The headlines were rough on airline companies last year. Each quarter seemed to bring new travails - first snow and ice, then an Icelandic volcano, followed promptly by air traffic control strikes and finally snow and ice again. Each upset was costly; with a high fixed-cost base, the airline industry haemorrhages profits when planes can't fly. And that doesn't include the reputational damage it suffers when images of customers camping out in Heathrow are broadcast across the world.
Yet for all these problems, shares in the UK's two FTSE 350 airline companies, British Airways (BA) and easyJet, fared relatively well. That's mainly because investors looked past the headlines to the encouraging business environment. With both output and employment rising last year, airlines posted a recovery in sales. And thanks to that high fixed-cost base, an uplift in sales meant a leap in profits.
This was most apparent at BA, which is particularly economically sensitive because of its bias towards business passengers and transatlantic routes. The beleaguered flag-carrier swung back into the black for the six months to 30 September, as almost all of its 8.4 per cent gain in revenues dropped to the bottom line.
The revenue increase was entirely achieved by raising ticket prices; BA's capacity actually fell over the period. European flag-carriers have been understandable cautious about expanding into the recovery after a decade in which their pricing power has been progressively eroded by the aggressive expansion of low-cost players like easyJet.

Work item A: In the airline article, how much did BA's revenues rise over the six months to 30 September?
Work item B: Write the next paragraph of the airline article, starting after its final sentence.
The records that come next are unrelated to the airline article.

[Stored entries]

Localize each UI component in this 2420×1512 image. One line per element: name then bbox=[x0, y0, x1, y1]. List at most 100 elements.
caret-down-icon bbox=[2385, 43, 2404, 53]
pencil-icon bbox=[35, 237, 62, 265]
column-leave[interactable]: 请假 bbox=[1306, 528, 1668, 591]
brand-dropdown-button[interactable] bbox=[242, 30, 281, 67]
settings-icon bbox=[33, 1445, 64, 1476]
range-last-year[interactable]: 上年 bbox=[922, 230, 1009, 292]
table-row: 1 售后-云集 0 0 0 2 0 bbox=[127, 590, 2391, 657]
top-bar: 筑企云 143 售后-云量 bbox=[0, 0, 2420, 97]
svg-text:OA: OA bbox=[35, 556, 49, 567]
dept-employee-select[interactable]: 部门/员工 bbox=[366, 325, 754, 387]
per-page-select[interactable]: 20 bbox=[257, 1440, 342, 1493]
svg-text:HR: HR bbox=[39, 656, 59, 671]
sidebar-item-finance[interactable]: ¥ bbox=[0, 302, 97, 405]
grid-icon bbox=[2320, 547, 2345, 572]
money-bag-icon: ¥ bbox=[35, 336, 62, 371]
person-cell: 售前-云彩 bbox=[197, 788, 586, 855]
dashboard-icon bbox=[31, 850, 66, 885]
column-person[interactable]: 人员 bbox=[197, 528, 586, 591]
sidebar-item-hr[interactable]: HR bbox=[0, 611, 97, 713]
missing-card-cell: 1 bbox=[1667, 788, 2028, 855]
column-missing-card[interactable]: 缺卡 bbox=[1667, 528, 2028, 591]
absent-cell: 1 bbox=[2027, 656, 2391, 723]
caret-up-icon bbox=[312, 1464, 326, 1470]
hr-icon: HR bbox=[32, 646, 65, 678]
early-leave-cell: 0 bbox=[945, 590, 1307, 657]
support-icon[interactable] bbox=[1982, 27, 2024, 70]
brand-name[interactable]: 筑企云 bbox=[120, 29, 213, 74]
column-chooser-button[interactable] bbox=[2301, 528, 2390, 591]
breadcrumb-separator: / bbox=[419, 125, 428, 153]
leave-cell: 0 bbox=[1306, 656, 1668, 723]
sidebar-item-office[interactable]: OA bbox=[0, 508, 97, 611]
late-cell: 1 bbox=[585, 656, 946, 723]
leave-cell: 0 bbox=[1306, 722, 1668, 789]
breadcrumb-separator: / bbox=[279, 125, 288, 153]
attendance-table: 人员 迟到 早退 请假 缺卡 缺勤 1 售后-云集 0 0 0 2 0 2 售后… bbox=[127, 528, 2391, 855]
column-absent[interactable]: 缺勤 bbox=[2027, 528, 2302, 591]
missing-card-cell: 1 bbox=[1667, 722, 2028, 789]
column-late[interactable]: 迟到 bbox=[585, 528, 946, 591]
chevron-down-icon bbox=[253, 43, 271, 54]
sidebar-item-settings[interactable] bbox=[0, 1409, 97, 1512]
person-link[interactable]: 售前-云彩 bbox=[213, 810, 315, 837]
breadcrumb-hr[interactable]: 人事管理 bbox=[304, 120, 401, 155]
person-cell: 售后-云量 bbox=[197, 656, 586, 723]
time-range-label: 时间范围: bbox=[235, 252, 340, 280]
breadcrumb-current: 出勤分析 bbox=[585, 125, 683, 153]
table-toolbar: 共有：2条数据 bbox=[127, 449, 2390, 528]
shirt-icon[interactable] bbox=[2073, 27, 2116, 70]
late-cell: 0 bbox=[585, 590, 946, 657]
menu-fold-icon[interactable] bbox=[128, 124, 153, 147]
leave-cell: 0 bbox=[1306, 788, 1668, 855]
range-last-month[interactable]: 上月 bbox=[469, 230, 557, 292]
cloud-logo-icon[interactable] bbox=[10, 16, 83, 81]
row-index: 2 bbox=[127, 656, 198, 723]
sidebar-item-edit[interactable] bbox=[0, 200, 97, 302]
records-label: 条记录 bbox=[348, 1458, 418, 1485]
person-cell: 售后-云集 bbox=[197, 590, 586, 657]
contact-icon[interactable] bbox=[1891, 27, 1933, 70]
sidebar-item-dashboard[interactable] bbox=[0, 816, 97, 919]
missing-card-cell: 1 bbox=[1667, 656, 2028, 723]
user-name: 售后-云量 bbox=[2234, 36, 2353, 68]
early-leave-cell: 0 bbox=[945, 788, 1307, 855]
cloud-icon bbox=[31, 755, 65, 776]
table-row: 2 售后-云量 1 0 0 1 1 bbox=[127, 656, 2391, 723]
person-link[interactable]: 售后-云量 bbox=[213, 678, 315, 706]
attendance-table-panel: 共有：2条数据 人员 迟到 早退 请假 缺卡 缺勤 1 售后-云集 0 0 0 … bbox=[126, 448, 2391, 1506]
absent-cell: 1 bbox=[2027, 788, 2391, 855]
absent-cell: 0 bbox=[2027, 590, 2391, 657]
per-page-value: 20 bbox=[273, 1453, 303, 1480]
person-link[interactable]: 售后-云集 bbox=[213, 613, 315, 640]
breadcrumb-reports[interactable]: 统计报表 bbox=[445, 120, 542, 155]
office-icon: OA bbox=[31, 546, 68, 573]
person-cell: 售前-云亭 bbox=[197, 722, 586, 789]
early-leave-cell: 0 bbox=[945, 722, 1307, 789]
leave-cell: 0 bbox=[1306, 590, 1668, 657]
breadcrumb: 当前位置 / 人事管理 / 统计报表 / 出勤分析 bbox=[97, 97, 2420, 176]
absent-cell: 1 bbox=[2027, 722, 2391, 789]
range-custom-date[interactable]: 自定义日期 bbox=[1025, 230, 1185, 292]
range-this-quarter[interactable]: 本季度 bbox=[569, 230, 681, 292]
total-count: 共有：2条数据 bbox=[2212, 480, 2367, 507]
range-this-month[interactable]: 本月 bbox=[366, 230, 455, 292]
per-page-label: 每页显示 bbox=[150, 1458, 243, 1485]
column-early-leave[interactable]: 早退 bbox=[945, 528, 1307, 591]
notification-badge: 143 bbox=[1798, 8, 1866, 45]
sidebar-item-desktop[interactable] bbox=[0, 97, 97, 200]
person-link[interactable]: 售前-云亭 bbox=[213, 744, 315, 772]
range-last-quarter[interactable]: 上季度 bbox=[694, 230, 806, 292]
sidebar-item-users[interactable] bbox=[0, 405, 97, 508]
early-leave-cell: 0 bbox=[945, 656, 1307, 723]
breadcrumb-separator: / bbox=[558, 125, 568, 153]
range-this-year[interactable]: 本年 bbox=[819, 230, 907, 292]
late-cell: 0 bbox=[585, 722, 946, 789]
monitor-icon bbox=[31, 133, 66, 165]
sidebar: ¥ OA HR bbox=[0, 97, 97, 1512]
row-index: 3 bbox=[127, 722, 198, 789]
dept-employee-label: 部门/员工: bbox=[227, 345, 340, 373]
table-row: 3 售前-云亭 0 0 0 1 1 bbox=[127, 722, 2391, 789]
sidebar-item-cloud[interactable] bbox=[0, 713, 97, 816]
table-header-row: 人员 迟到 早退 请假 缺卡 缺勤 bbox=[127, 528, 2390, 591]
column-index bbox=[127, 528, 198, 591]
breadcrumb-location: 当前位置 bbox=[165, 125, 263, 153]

Output A: They rose 8.4 per cent.

Output B:
The budget airline has continued to open routes, increasing capacity by 6 per cent for the year to 30 September 2010. Keeping prices relatively low allowed it to fill all those extra seats as demand returned, and revenues finished the financial year up 11.5 per cent. Such figures suggest passengers - even business flyers - continue to trade down from BA to the likes of easyJet.
These economic and industry trends should continue into 2011. But each of the UK-listed airlines also has issues of its own that may drive share prices, for better or worse. Investors are clearly expecting high things of BA's complex merger with Iberia - an ongoing project that may generate positive news flow this year - but its differences with the cabin-crew branch of the union Unite still haven't been settled.
easyJet had its fair share of internal problems too, ranging from a spat with its founder Sir Stelios Haji-Ioannou about dividends to chronic delays at Gatwick in the summer. The first issue has been resolved: new chief executive Carolyn McCall has promised Sir Stelios and other shareholders a cash payout this year. But the second problem is more serious, and we will only know if it has been resolved when the peak holiday season returns.